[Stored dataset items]

== == ==

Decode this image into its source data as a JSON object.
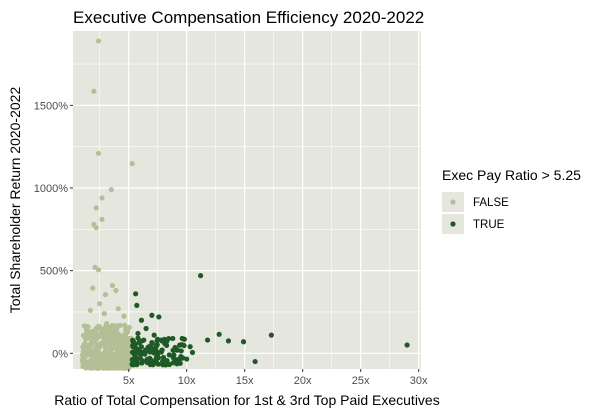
{
  "chart_data": {
    "type": "scatter",
    "title": "Executive Compensation Efficiency 2020-2022",
    "xlabel": "Ratio of Total Compensation for 1st & 3rd Top Paid Executives",
    "ylabel": "Total Shareholder Return 2020-2022",
    "xlim": [
      0.2,
      30.2
    ],
    "ylim": [
      -95,
      1950
    ],
    "x_ticks": [
      5,
      10,
      15,
      20,
      25,
      30
    ],
    "x_tick_labels": [
      "5x",
      "10x",
      "15x",
      "20x",
      "25x",
      "30x"
    ],
    "y_ticks": [
      0,
      500,
      1000,
      1500
    ],
    "y_tick_labels": [
      "0%",
      "500%",
      "1000%",
      "1500%"
    ],
    "grid": true,
    "legend": {
      "title": "Exec Pay Ratio > 5.25",
      "placement": "right",
      "entries": [
        "FALSE",
        "TRUE"
      ]
    },
    "colors": {
      "FALSE": "#b5bf95",
      "TRUE": "#1e5a26",
      "panel_background": "#e5e6dd",
      "grid": "#ffffff"
    },
    "series": [
      {
        "name": "FALSE",
        "points": [
          [
            2.4,
            1890
          ],
          [
            2.0,
            1585
          ],
          [
            2.4,
            1210
          ],
          [
            5.3,
            1148
          ],
          [
            3.5,
            990
          ],
          [
            2.7,
            940
          ],
          [
            2.2,
            880
          ],
          [
            2.7,
            810
          ],
          [
            2.0,
            780
          ],
          [
            2.2,
            760
          ],
          [
            2.1,
            520
          ],
          [
            2.4,
            505
          ],
          [
            1.9,
            395
          ],
          [
            3.0,
            355
          ],
          [
            3.6,
            410
          ],
          [
            3.9,
            380
          ],
          [
            2.5,
            300
          ],
          [
            1.7,
            260
          ],
          [
            4.1,
            270
          ],
          [
            2.9,
            240
          ],
          [
            4.6,
            225
          ],
          [
            3.1,
            180
          ],
          [
            1.5,
            160
          ],
          [
            2.2,
            150
          ],
          [
            3.8,
            140
          ],
          [
            4.9,
            130
          ],
          [
            2.6,
            120
          ],
          [
            1.2,
            100
          ],
          [
            3.3,
            95
          ],
          [
            4.4,
            85
          ],
          [
            1.8,
            70
          ],
          [
            2.9,
            60
          ],
          [
            3.6,
            50
          ],
          [
            4.8,
            45
          ],
          [
            1.4,
            35
          ],
          [
            2.4,
            25
          ],
          [
            3.0,
            15
          ],
          [
            4.2,
            10
          ],
          [
            5.0,
            5
          ],
          [
            1.6,
            0
          ],
          [
            2.7,
            -5
          ],
          [
            3.5,
            -10
          ],
          [
            4.6,
            -15
          ],
          [
            1.9,
            -25
          ],
          [
            2.3,
            -35
          ],
          [
            3.2,
            -40
          ],
          [
            4.0,
            -45
          ],
          [
            5.1,
            -50
          ],
          [
            1.3,
            -60
          ],
          [
            2.8,
            -70
          ],
          [
            3.9,
            -75
          ],
          [
            4.5,
            -80
          ],
          [
            1.7,
            -85
          ],
          [
            2.5,
            45
          ],
          [
            3.4,
            65
          ],
          [
            4.3,
            75
          ],
          [
            5.2,
            90
          ],
          [
            2.1,
            110
          ],
          [
            3.7,
            30
          ],
          [
            4.7,
            20
          ]
        ]
      },
      {
        "name": "TRUE",
        "points": [
          [
            11.2,
            470
          ],
          [
            5.6,
            360
          ],
          [
            5.7,
            290
          ],
          [
            7.0,
            230
          ],
          [
            7.6,
            220
          ],
          [
            17.3,
            110
          ],
          [
            12.8,
            115
          ],
          [
            11.8,
            80
          ],
          [
            13.6,
            75
          ],
          [
            14.9,
            70
          ],
          [
            29.0,
            50
          ],
          [
            15.9,
            -50
          ],
          [
            6.1,
            200
          ],
          [
            6.5,
            150
          ],
          [
            8.8,
            90
          ],
          [
            9.8,
            85
          ],
          [
            10.3,
            40
          ],
          [
            8.1,
            60
          ],
          [
            9.2,
            20
          ],
          [
            7.2,
            110
          ],
          [
            6.8,
            30
          ],
          [
            5.8,
            120
          ],
          [
            6.3,
            80
          ],
          [
            7.8,
            10
          ],
          [
            8.5,
            -10
          ],
          [
            9.5,
            -20
          ],
          [
            10.5,
            5
          ],
          [
            6.0,
            -30
          ],
          [
            6.7,
            -40
          ],
          [
            7.4,
            -55
          ],
          [
            8.3,
            -45
          ],
          [
            5.5,
            55
          ],
          [
            5.9,
            15
          ],
          [
            6.4,
            -5
          ],
          [
            9.0,
            35
          ],
          [
            10.0,
            -35
          ],
          [
            7.0,
            65
          ],
          [
            5.4,
            -60
          ],
          [
            6.9,
            45
          ],
          [
            8.0,
            -25
          ]
        ]
      }
    ]
  }
}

== == ==

Required work =>
Print the records word for word and exclude any picture they hold.

Written response =>
Decode this image into its source data as a JSON object.
{
  "chart_data": {
    "type": "scatter",
    "title": "Executive Compensation Efficiency 2020-2022",
    "xlabel": "Ratio of Total Compensation for 1st & 3rd Top Paid Executives",
    "ylabel": "Total Shareholder Return 2020-2022",
    "xlim": [
      0.2,
      30.2
    ],
    "ylim": [
      -95,
      1950
    ],
    "x_ticks": [
      5,
      10,
      15,
      20,
      25,
      30
    ],
    "x_tick_labels": [
      "5x",
      "10x",
      "15x",
      "20x",
      "25x",
      "30x"
    ],
    "y_ticks": [
      0,
      500,
      1000,
      1500
    ],
    "y_tick_labels": [
      "0%",
      "500%",
      "1000%",
      "1500%"
    ],
    "grid": true,
    "legend": {
      "title": "Exec Pay Ratio > 5.25",
      "placement": "right",
      "entries": [
        "FALSE",
        "TRUE"
      ]
    },
    "colors": {
      "FALSE": "#b5bf95",
      "TRUE": "#1e5a26",
      "panel_background": "#e5e6dd",
      "grid": "#ffffff"
    },
    "series": [
      {
        "name": "FALSE",
        "points": [
          [
            2.4,
            1890
          ],
          [
            2.0,
            1585
          ],
          [
            2.4,
            1210
          ],
          [
            5.3,
            1148
          ],
          [
            3.5,
            990
          ],
          [
            2.7,
            940
          ],
          [
            2.2,
            880
          ],
          [
            2.7,
            810
          ],
          [
            2.0,
            780
          ],
          [
            2.2,
            760
          ],
          [
            2.1,
            520
          ],
          [
            2.4,
            505
          ],
          [
            1.9,
            395
          ],
          [
            3.0,
            355
          ],
          [
            3.6,
            410
          ],
          [
            3.9,
            380
          ],
          [
            2.5,
            300
          ],
          [
            1.7,
            260
          ],
          [
            4.1,
            270
          ],
          [
            2.9,
            240
          ],
          [
            4.6,
            225
          ],
          [
            3.1,
            180
          ],
          [
            1.5,
            160
          ],
          [
            2.2,
            150
          ],
          [
            3.8,
            140
          ],
          [
            4.9,
            130
          ],
          [
            2.6,
            120
          ],
          [
            1.2,
            100
          ],
          [
            3.3,
            95
          ],
          [
            4.4,
            85
          ],
          [
            1.8,
            70
          ],
          [
            2.9,
            60
          ],
          [
            3.6,
            50
          ],
          [
            4.8,
            45
          ],
          [
            1.4,
            35
          ],
          [
            2.4,
            25
          ],
          [
            3.0,
            15
          ],
          [
            4.2,
            10
          ],
          [
            5.0,
            5
          ],
          [
            1.6,
            0
          ],
          [
            2.7,
            -5
          ],
          [
            3.5,
            -10
          ],
          [
            4.6,
            -15
          ],
          [
            1.9,
            -25
          ],
          [
            2.3,
            -35
          ],
          [
            3.2,
            -40
          ],
          [
            4.0,
            -45
          ],
          [
            5.1,
            -50
          ],
          [
            1.3,
            -60
          ],
          [
            2.8,
            -70
          ],
          [
            3.9,
            -75
          ],
          [
            4.5,
            -80
          ],
          [
            1.7,
            -85
          ],
          [
            2.5,
            45
          ],
          [
            3.4,
            65
          ],
          [
            4.3,
            75
          ],
          [
            5.2,
            90
          ],
          [
            2.1,
            110
          ],
          [
            3.7,
            30
          ],
          [
            4.7,
            20
          ]
        ]
      },
      {
        "name": "TRUE",
        "points": [
          [
            11.2,
            470
          ],
          [
            5.6,
            360
          ],
          [
            5.7,
            290
          ],
          [
            7.0,
            230
          ],
          [
            7.6,
            220
          ],
          [
            17.3,
            110
          ],
          [
            12.8,
            115
          ],
          [
            11.8,
            80
          ],
          [
            13.6,
            75
          ],
          [
            14.9,
            70
          ],
          [
            29.0,
            50
          ],
          [
            15.9,
            -50
          ],
          [
            6.1,
            200
          ],
          [
            6.5,
            150
          ],
          [
            8.8,
            90
          ],
          [
            9.8,
            85
          ],
          [
            10.3,
            40
          ],
          [
            8.1,
            60
          ],
          [
            9.2,
            20
          ],
          [
            7.2,
            110
          ],
          [
            6.8,
            30
          ],
          [
            5.8,
            120
          ],
          [
            6.3,
            80
          ],
          [
            7.8,
            10
          ],
          [
            8.5,
            -10
          ],
          [
            9.5,
            -20
          ],
          [
            10.5,
            5
          ],
          [
            6.0,
            -30
          ],
          [
            6.7,
            -40
          ],
          [
            7.4,
            -55
          ],
          [
            8.3,
            -45
          ],
          [
            5.5,
            55
          ],
          [
            5.9,
            15
          ],
          [
            6.4,
            -5
          ],
          [
            9.0,
            35
          ],
          [
            10.0,
            -35
          ],
          [
            7.0,
            65
          ],
          [
            5.4,
            -60
          ],
          [
            6.9,
            45
          ],
          [
            8.0,
            -25
          ]
        ]
      }
    ]
  }
}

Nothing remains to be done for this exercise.